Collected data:
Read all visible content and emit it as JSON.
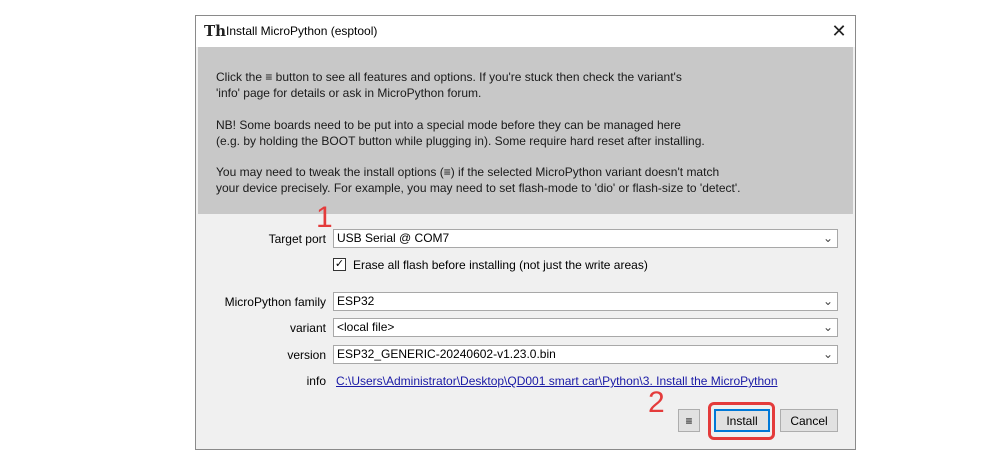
{
  "window": {
    "title": "Install MicroPython (esptool)",
    "close_glyph": "✕"
  },
  "info": {
    "para1_l1": "Click the ≡ button to see all features and options. If you're stuck then check the variant's",
    "para1_l2": "'info' page for details or ask in MicroPython forum.",
    "para2_l1": "NB! Some boards need to be put into a special mode before they can be managed here",
    "para2_l2": "(e.g. by holding the BOOT button while plugging in). Some require hard reset after installing.",
    "para3_l1": "You may need to tweak the install options (≡) if the selected MicroPython variant doesn't match",
    "para3_l2": "your device precisely. For example, you may need to set flash-mode to 'dio' or flash-size to 'detect'."
  },
  "form": {
    "target_port_label": "Target port",
    "target_port_value": "USB Serial @ COM7",
    "erase_checked": true,
    "erase_label": "Erase all flash before installing (not just the write areas)",
    "family_label": "MicroPython family",
    "family_value": "ESP32",
    "variant_label": "variant",
    "variant_value": "<local file>",
    "version_label": "version",
    "version_value": "ESP32_GENERIC-20240602-v1.23.0.bin",
    "info_label": "info",
    "info_link": "C:\\Users\\Administrator\\Desktop\\QD001 smart car\\Python\\3. Install the MicroPython",
    "chevron_glyph": "⌄",
    "check_glyph": "✓"
  },
  "buttons": {
    "menu_glyph": "≡",
    "install": "Install",
    "cancel": "Cancel"
  },
  "annotations": {
    "step1": "1",
    "step2": "2",
    "color": "#e43b3b"
  }
}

* [What this task involves] Pull out and copy each line containing the string "before".

* [Result for this task]
    "para2_l1": "NB! Some boards need to be put into a special mode before they can be managed here",
    "erase_label": "Erase all flash before installing (not just the write areas)",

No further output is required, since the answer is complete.